>> start Extracted material

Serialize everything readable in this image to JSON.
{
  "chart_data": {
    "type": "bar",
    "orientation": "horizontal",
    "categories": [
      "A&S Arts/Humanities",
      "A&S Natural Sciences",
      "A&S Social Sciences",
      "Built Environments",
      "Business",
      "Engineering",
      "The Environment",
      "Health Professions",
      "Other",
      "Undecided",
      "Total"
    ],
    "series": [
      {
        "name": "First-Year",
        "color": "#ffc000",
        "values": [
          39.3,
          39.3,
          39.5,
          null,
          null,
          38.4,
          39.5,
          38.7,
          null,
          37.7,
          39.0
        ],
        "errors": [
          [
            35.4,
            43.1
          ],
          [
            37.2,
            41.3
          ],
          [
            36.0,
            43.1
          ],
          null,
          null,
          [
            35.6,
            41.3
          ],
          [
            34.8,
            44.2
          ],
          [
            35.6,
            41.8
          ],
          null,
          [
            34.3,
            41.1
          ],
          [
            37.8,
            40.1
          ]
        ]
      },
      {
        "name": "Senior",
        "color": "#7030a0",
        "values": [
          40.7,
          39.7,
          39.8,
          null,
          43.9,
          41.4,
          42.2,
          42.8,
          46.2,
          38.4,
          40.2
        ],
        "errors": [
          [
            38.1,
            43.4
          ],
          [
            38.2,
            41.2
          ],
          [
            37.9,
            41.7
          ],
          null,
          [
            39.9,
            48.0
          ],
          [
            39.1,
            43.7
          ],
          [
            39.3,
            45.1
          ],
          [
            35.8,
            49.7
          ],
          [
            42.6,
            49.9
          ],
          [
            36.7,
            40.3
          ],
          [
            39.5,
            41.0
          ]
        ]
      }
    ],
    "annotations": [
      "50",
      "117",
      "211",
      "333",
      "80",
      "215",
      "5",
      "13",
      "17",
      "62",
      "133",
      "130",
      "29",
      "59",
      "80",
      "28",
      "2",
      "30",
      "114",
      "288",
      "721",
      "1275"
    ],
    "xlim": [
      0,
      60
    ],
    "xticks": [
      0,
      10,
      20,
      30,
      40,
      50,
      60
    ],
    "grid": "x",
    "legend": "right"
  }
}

>> end Extracted material

What is asked -
Please quote the records above exactly, without skipping a line.

Result -
Serialize everything readable in this image to JSON.
{
  "chart_data": {
    "type": "bar",
    "orientation": "horizontal",
    "categories": [
      "A&S Arts/Humanities",
      "A&S Natural Sciences",
      "A&S Social Sciences",
      "Built Environments",
      "Business",
      "Engineering",
      "The Environment",
      "Health Professions",
      "Other",
      "Undecided",
      "Total"
    ],
    "series": [
      {
        "name": "First-Year",
        "color": "#ffc000",
        "values": [
          39.3,
          39.3,
          39.5,
          null,
          null,
          38.4,
          39.5,
          38.7,
          null,
          37.7,
          39.0
        ],
        "errors": [
          [
            35.4,
            43.1
          ],
          [
            37.2,
            41.3
          ],
          [
            36.0,
            43.1
          ],
          null,
          null,
          [
            35.6,
            41.3
          ],
          [
            34.8,
            44.2
          ],
          [
            35.6,
            41.8
          ],
          null,
          [
            34.3,
            41.1
          ],
          [
            37.8,
            40.1
          ]
        ]
      },
      {
        "name": "Senior",
        "color": "#7030a0",
        "values": [
          40.7,
          39.7,
          39.8,
          null,
          43.9,
          41.4,
          42.2,
          42.8,
          46.2,
          38.4,
          40.2
        ],
        "errors": [
          [
            38.1,
            43.4
          ],
          [
            38.2,
            41.2
          ],
          [
            37.9,
            41.7
          ],
          null,
          [
            39.9,
            48.0
          ],
          [
            39.1,
            43.7
          ],
          [
            39.3,
            45.1
          ],
          [
            35.8,
            49.7
          ],
          [
            42.6,
            49.9
          ],
          [
            36.7,
            40.3
          ],
          [
            39.5,
            41.0
          ]
        ]
      }
    ],
    "annotations": [
      "50",
      "117",
      "211",
      "333",
      "80",
      "215",
      "5",
      "13",
      "17",
      "62",
      "133",
      "130",
      "29",
      "59",
      "80",
      "28",
      "2",
      "30",
      "114",
      "288",
      "721",
      "1275"
    ],
    "xlim": [
      0,
      60
    ],
    "xticks": [
      0,
      10,
      20,
      30,
      40,
      50,
      60
    ],
    "grid": "x",
    "legend": "right"
  }
}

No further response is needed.